Task goal →
Will you output the entries below exactly, skipping every image they contain?

= = = =

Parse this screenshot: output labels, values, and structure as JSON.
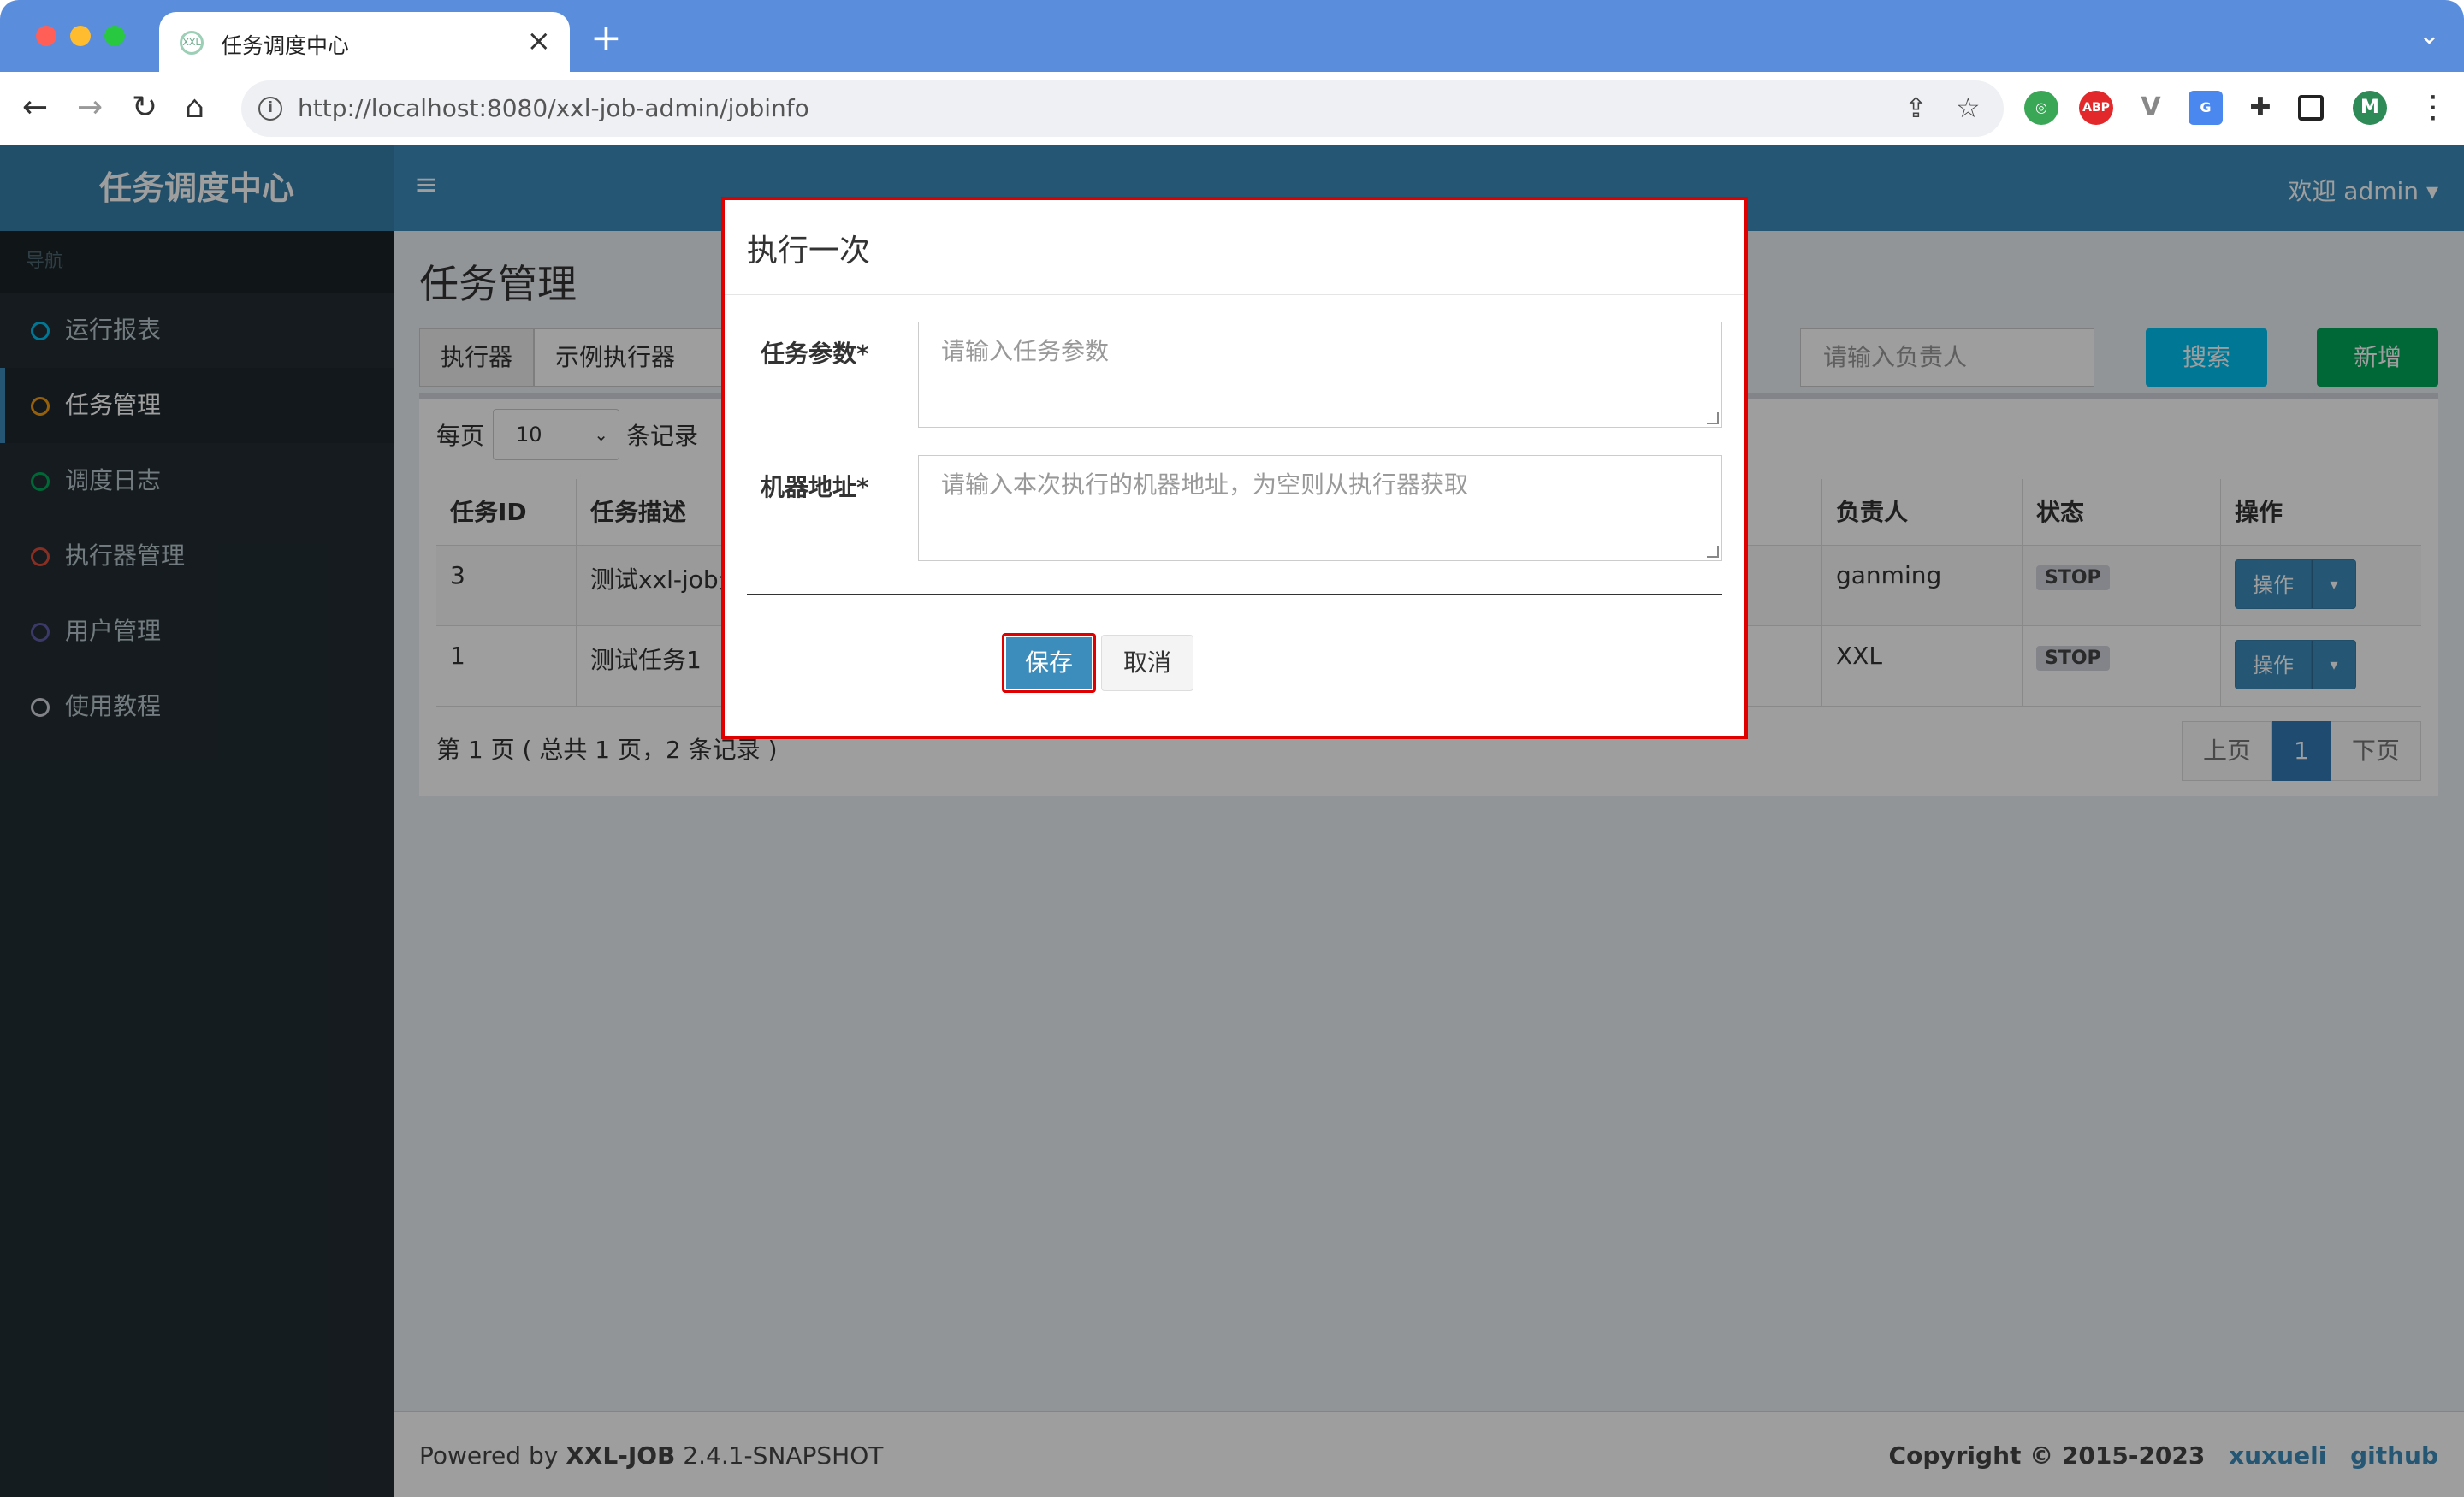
{
  "browser": {
    "tab_title": "任务调度中心",
    "favicon_text": "XXL",
    "tab_close": "×",
    "new_tab": "+",
    "tab_menu": "⌄",
    "url": "http://localhost:8080/xxl-job-admin/jobinfo",
    "back": "←",
    "forward": "→",
    "reload": "↻",
    "home": "⌂",
    "share": "⇪",
    "star": "☆",
    "extensions": [
      "globe-ext",
      "ABP",
      "V",
      "translate-ext",
      "puzzle",
      "sidepanel"
    ],
    "profile_initial": "M",
    "menu": "⋮"
  },
  "app": {
    "logo": "任务调度中心",
    "hamburger": "≡",
    "user": "欢迎 admin ▾"
  },
  "sidebar": {
    "header": "导航",
    "items": [
      {
        "label": "运行报表",
        "color": "#00c0ef"
      },
      {
        "label": "任务管理",
        "color": "#f39c12"
      },
      {
        "label": "调度日志",
        "color": "#00a65a"
      },
      {
        "label": "执行器管理",
        "color": "#dd4b39"
      },
      {
        "label": "用户管理",
        "color": "#605ca8"
      },
      {
        "label": "使用教程",
        "color": "#d2d6de"
      }
    ]
  },
  "main": {
    "title": "任务管理",
    "filter_label": "执行器",
    "filter_value": "示例执行器",
    "author_placeholder": "请输入负责人",
    "search_button": "搜索",
    "add_button": "新增",
    "per_page_label": "每页",
    "per_page_value": "10",
    "per_page_suffix": "条记录",
    "table": {
      "headers": [
        "任务ID",
        "任务描述",
        "",
        "负责人",
        "状态",
        "操作"
      ],
      "rows": [
        {
          "id": "3",
          "desc": "测试xxl-job元",
          "owner": "ganming",
          "status": "STOP",
          "action": "操作"
        },
        {
          "id": "1",
          "desc": "测试任务1",
          "owner": "XXL",
          "status": "STOP",
          "action": "操作"
        }
      ]
    },
    "page_info": "第 1 页 ( 总共 1 页，2 条记录 )",
    "pager": {
      "prev": "上页",
      "current": "1",
      "next": "下页"
    }
  },
  "footer": {
    "powered_prefix": "Powered by ",
    "brand": "XXL-JOB",
    "version": " 2.4.1-SNAPSHOT",
    "copyright": "Copyright © 2015-2023",
    "link1": "xuxueli",
    "link2": "github"
  },
  "modal": {
    "title": "执行一次",
    "param_label": "任务参数*",
    "param_placeholder": "请输入任务参数",
    "address_label": "机器地址*",
    "address_placeholder": "请输入本次执行的机器地址，为空则从执行器获取",
    "save_button": "保存",
    "cancel_button": "取消",
    "highlight_color": "#e00000"
  }
}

= = = =

Exercise solution →
Parse this screenshot: output labels, values, and structure as JSON.
{
  "browser": {
    "tab_title": "任务调度中心",
    "favicon_text": "XXL",
    "tab_close": "×",
    "new_tab": "+",
    "tab_menu": "⌄",
    "url": "http://localhost:8080/xxl-job-admin/jobinfo",
    "back": "←",
    "forward": "→",
    "reload": "↻",
    "home": "⌂",
    "share": "⇪",
    "star": "☆",
    "extensions": [
      "globe-ext",
      "ABP",
      "V",
      "translate-ext",
      "puzzle",
      "sidepanel"
    ],
    "profile_initial": "M",
    "menu": "⋮"
  },
  "app": {
    "logo": "任务调度中心",
    "hamburger": "≡",
    "user": "欢迎 admin ▾"
  },
  "sidebar": {
    "header": "导航",
    "items": [
      {
        "label": "运行报表",
        "color": "#00c0ef"
      },
      {
        "label": "任务管理",
        "color": "#f39c12"
      },
      {
        "label": "调度日志",
        "color": "#00a65a"
      },
      {
        "label": "执行器管理",
        "color": "#dd4b39"
      },
      {
        "label": "用户管理",
        "color": "#605ca8"
      },
      {
        "label": "使用教程",
        "color": "#d2d6de"
      }
    ]
  },
  "main": {
    "title": "任务管理",
    "filter_label": "执行器",
    "filter_value": "示例执行器",
    "author_placeholder": "请输入负责人",
    "search_button": "搜索",
    "add_button": "新增",
    "per_page_label": "每页",
    "per_page_value": "10",
    "per_page_suffix": "条记录",
    "table": {
      "headers": [
        "任务ID",
        "任务描述",
        "",
        "负责人",
        "状态",
        "操作"
      ],
      "rows": [
        {
          "id": "3",
          "desc": "测试xxl-job元",
          "owner": "ganming",
          "status": "STOP",
          "action": "操作"
        },
        {
          "id": "1",
          "desc": "测试任务1",
          "owner": "XXL",
          "status": "STOP",
          "action": "操作"
        }
      ]
    },
    "page_info": "第 1 页 ( 总共 1 页，2 条记录 )",
    "pager": {
      "prev": "上页",
      "current": "1",
      "next": "下页"
    }
  },
  "footer": {
    "powered_prefix": "Powered by ",
    "brand": "XXL-JOB",
    "version": " 2.4.1-SNAPSHOT",
    "copyright": "Copyright © 2015-2023",
    "link1": "xuxueli",
    "link2": "github"
  },
  "modal": {
    "title": "执行一次",
    "param_label": "任务参数*",
    "param_placeholder": "请输入任务参数",
    "address_label": "机器地址*",
    "address_placeholder": "请输入本次执行的机器地址，为空则从执行器获取",
    "save_button": "保存",
    "cancel_button": "取消",
    "highlight_color": "#e00000"
  }
}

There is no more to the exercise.